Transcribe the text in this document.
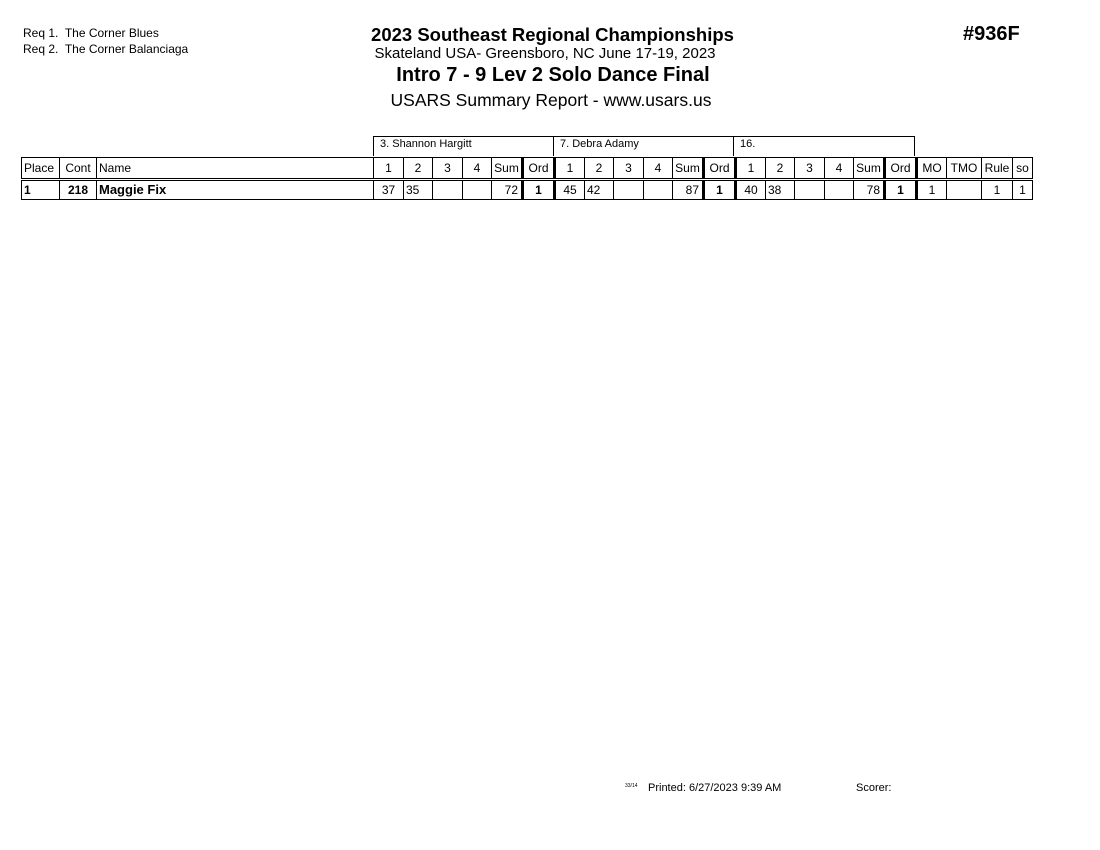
Req 1. The Corner Blues
Req 2. The Corner Balanciaga
2023 Southeast Regional Championships
Skateland USA- Greensboro, NC June 17-19, 2023
Intro 7 - 9 Lev 2 Solo Dance Final
USARS Summary Report - www.usars.us
#936F
3. Shannon Hargitt	7. Debra Adamy	16.
Place	Cont	Name	1	2	3	4	Sum	Ord	1	2	3	4	Sum	Ord	1	2	3	4	Sum	Ord	MO	TMO	Rule	so
1	218	Maggie Fix	37	35			72	1	45	42			87	1	40	38			78	1	1		1	1
33/14 Printed: 6/27/2023 9:39 AM	Scorer:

● TASK DIRECTIONS: Print each line of the material above exactly, with the pictures removed from your copy.

● TASK OUTPUT:
Transcribe the text in this document.
Req 1. The Corner Blues
Req 2. The Corner Balanciaga
2023 Southeast Regional Championships
Skateland USA- Greensboro, NC June 17-19, 2023
Intro 7 - 9 Lev 2 Solo Dance Final
USARS Summary Report - www.usars.us
#936F
3. Shannon Hargitt	7. Debra Adamy	16.
Place	Cont	Name	1	2	3	4	Sum	Ord	1	2	3	4	Sum	Ord	1	2	3	4	Sum	Ord	MO	TMO	Rule	so
1	218	Maggie Fix	37	35			72	1	45	42			87	1	40	38			78	1	1		1	1
33/14 Printed: 6/27/2023 9:39 AM	Scorer:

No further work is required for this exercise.